Challenge 1: In the post about academic stereotypes, rewrite the stretch from "Also, I work" through "or philosophical thought.", putting "folk theory" in place of "vernacular theory".

=== Document section ===

Well.... I once graded an essay where the student cited 'echeat.com' in the bibliography!
Like Mike I too feel that those common jibes about academia are somewhat overstated. I say this not simply because I'm (trying) to work in academia. I fully recognise that academia has its fair share of quirks. But the common stereotype of the 'ivory tower', or academics being 'out of touch' with reality, or academics 'only think about world' is a rather tired one which is becoming harder and harder to maintain in today's 'knowledge economy'. Universities around the world--well, at least to my knowledge, in the Anglophone world--are subject to a kind of business model which is forcing academia to engage with the public in innovative ways. This 'corporatisation' of the university has negative implications--but that's another story for another time.
Also, I work in a field of studies which recognises that critical or 'theoretical' thinking is not exclusive to so-called professional intellectuals. In fact, I very much like this notion of 'vernacular theory' (http://uwpress.wisc.edu/books/0149.htm
). It is the view that everyday folks are capable of engaging in theoretical or philosophical thought.
For example, in their day to day work nurses may develop certain ideas about healthcare. Some of these ideas may coincide or contrast with the 'theory' produced by academics or research institutions, but their vernacular theory would not typically be considered 'legitimate' theory. Nevertheless, they ARE engaging in a mode of critical thinking.

===

Challenge 2: Print the stretch of the listing from the line containing "circle-marker (1488, 545, 1526, 584)" through the line containing "pointer-ts3 (1845, 915, 2082, 1191)", including both of those lines, copied exactly.

=== Data extract ===

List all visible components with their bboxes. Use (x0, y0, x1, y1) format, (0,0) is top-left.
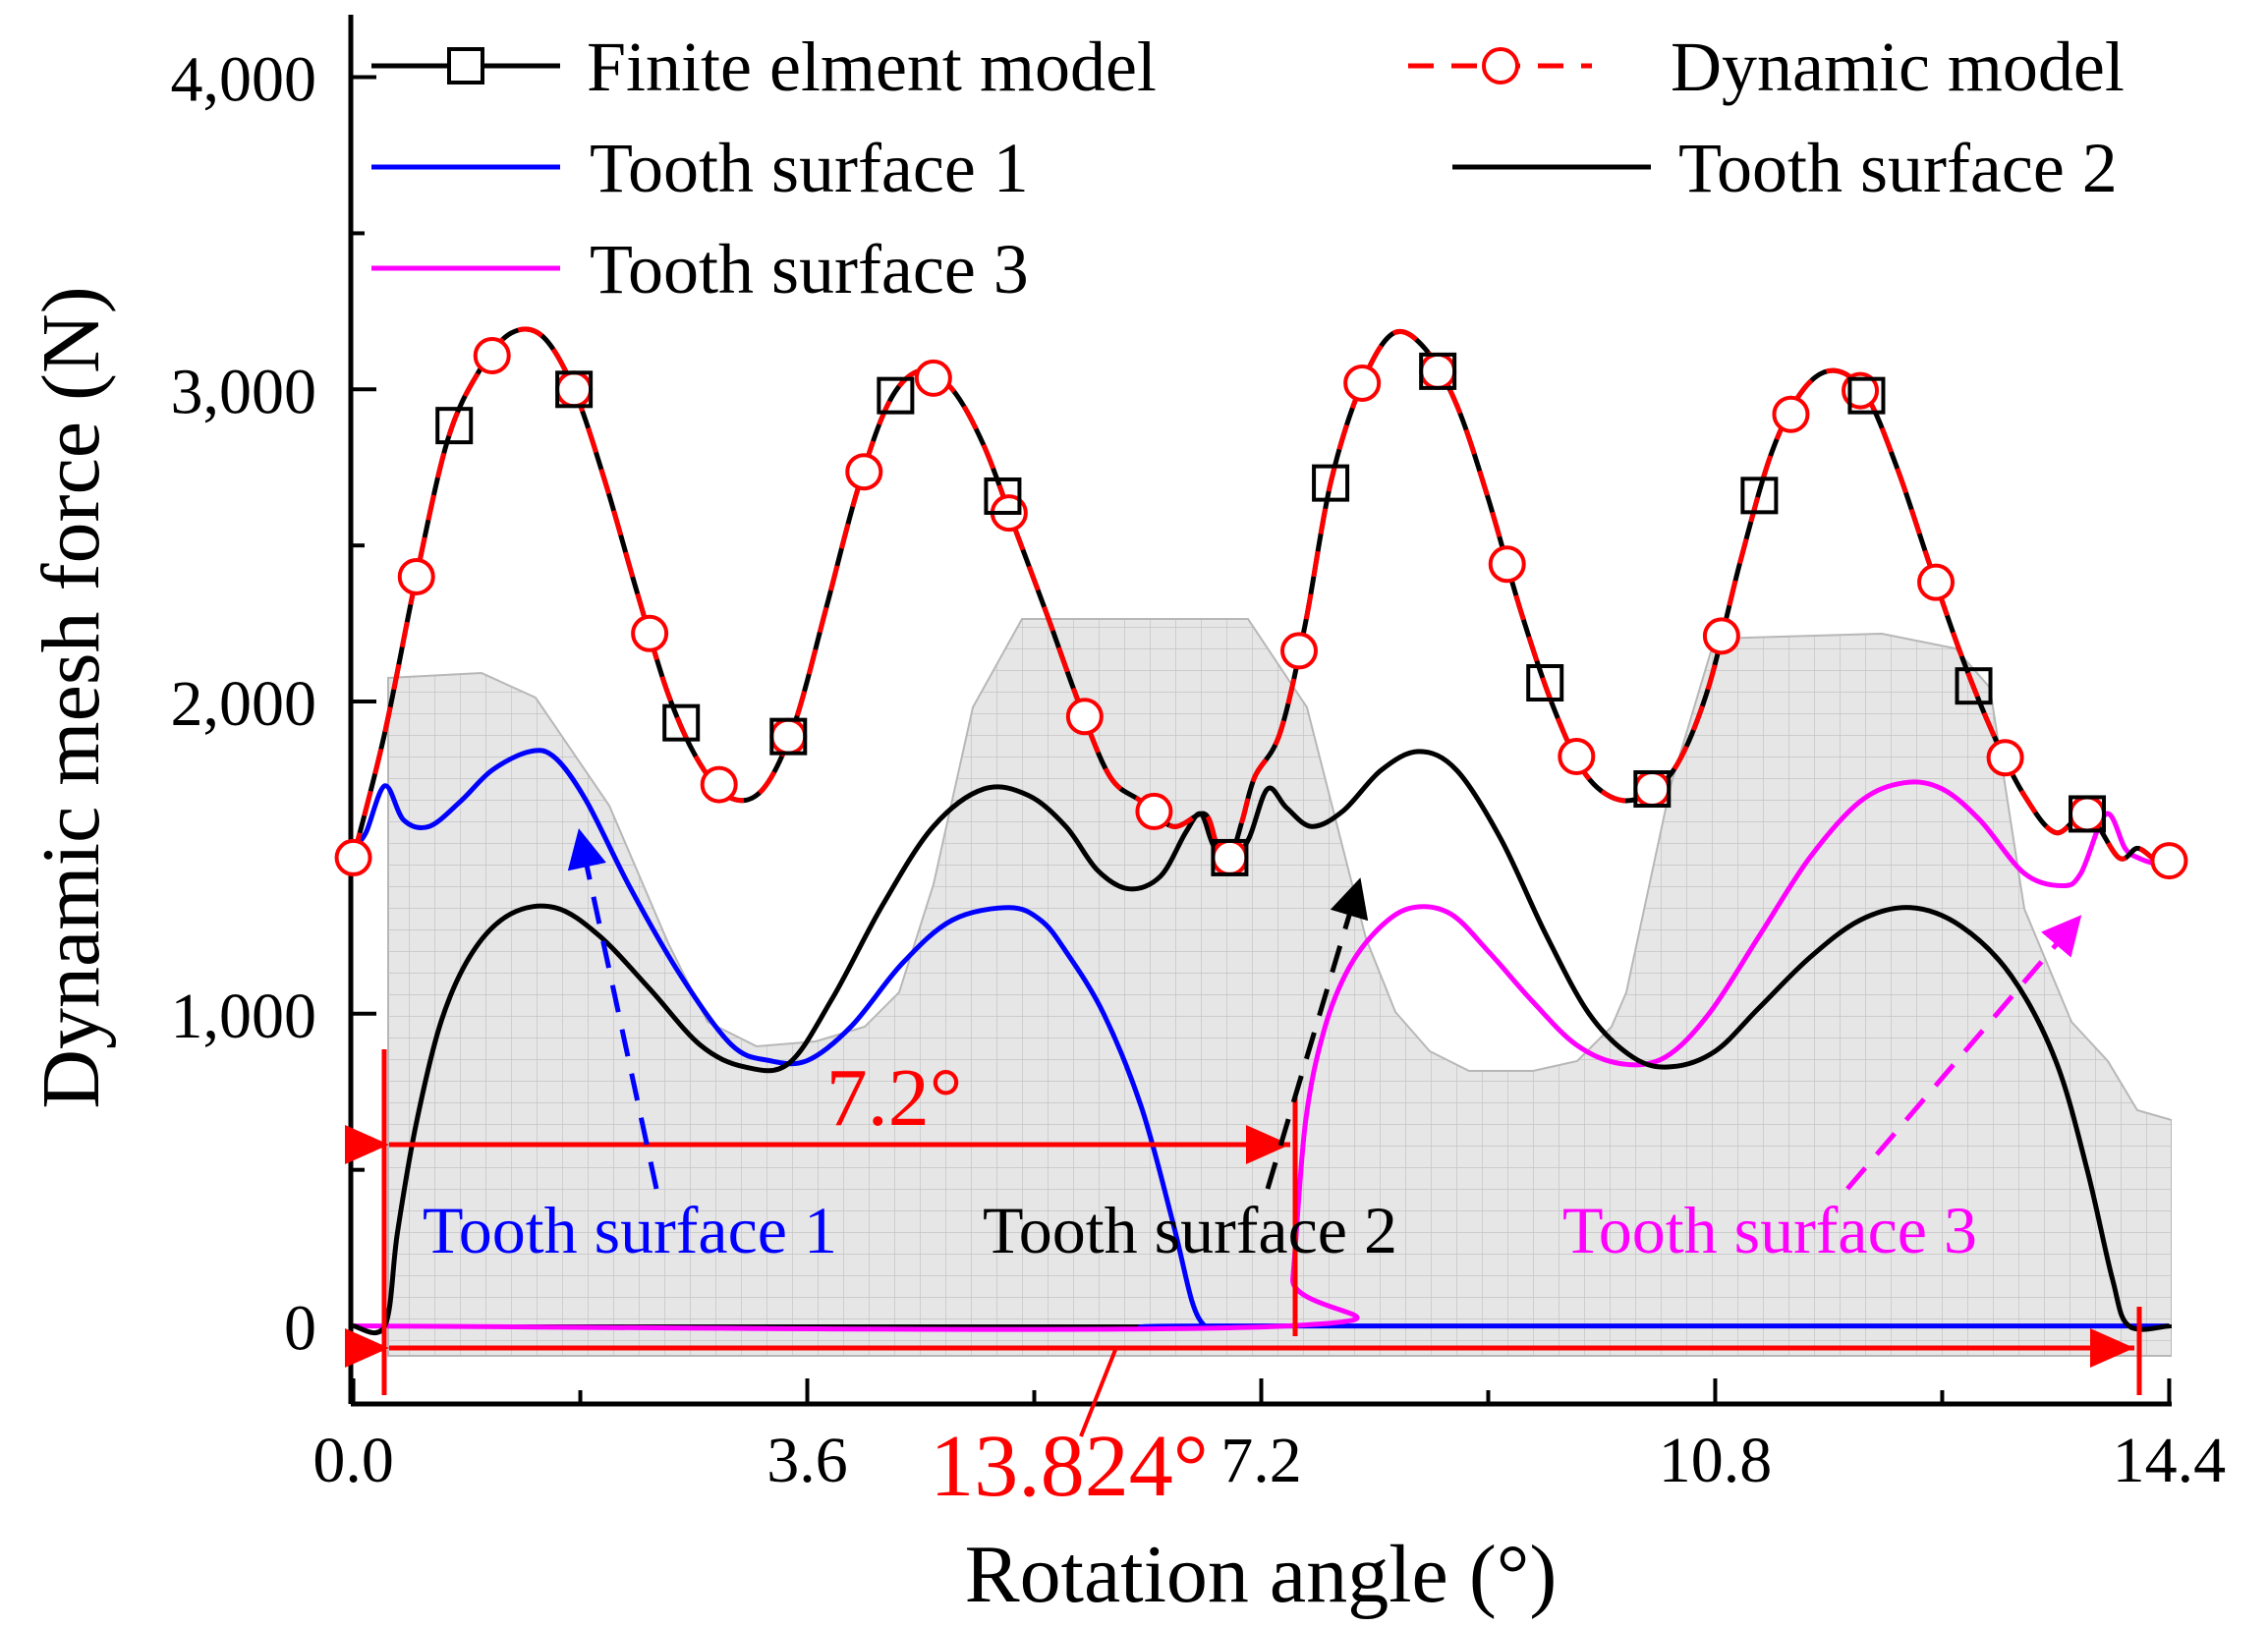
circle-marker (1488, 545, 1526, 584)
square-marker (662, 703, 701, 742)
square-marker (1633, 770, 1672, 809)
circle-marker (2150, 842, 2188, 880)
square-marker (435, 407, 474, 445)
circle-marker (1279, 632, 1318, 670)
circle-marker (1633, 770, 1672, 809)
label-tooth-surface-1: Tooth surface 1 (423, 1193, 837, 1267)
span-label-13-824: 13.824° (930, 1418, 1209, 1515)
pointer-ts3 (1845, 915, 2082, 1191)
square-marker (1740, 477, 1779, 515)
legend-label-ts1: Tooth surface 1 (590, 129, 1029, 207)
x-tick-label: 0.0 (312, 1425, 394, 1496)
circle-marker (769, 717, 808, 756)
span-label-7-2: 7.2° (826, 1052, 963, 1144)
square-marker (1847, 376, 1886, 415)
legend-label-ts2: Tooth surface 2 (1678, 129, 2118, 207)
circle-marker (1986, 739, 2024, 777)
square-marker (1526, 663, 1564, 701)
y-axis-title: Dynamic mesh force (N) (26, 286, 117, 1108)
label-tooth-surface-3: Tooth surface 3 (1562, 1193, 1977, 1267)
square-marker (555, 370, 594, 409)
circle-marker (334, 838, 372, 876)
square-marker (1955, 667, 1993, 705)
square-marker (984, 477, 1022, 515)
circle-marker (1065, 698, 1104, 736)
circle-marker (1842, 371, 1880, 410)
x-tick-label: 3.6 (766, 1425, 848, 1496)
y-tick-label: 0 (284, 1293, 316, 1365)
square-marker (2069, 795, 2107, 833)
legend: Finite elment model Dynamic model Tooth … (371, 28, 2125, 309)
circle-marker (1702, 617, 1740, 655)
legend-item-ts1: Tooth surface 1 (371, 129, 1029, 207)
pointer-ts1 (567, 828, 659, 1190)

===

Result 1:
Also, I work in a field of studies which recognises that critical or 'theoretical' thinking is not exclusive to so-called professional intellectuals. In fact, I very much like this notion of 'folk theory' (http://uwpress.wisc.edu/books/0149.htm
). It is the view that everyday folks are capable of engaging in theoretical or philosophical thought.

Result 2:
circle-marker (1488, 545, 1526, 584)
square-marker (662, 703, 701, 742)
square-marker (1633, 770, 1672, 809)
circle-marker (2150, 842, 2188, 880)
square-marker (435, 407, 474, 445)
circle-marker (1279, 632, 1318, 670)
circle-marker (1633, 770, 1672, 809)
label-tooth-surface-1: Tooth surface 1 (423, 1193, 837, 1267)
span-label-13-824: 13.824° (930, 1418, 1209, 1515)
pointer-ts3 (1845, 915, 2082, 1191)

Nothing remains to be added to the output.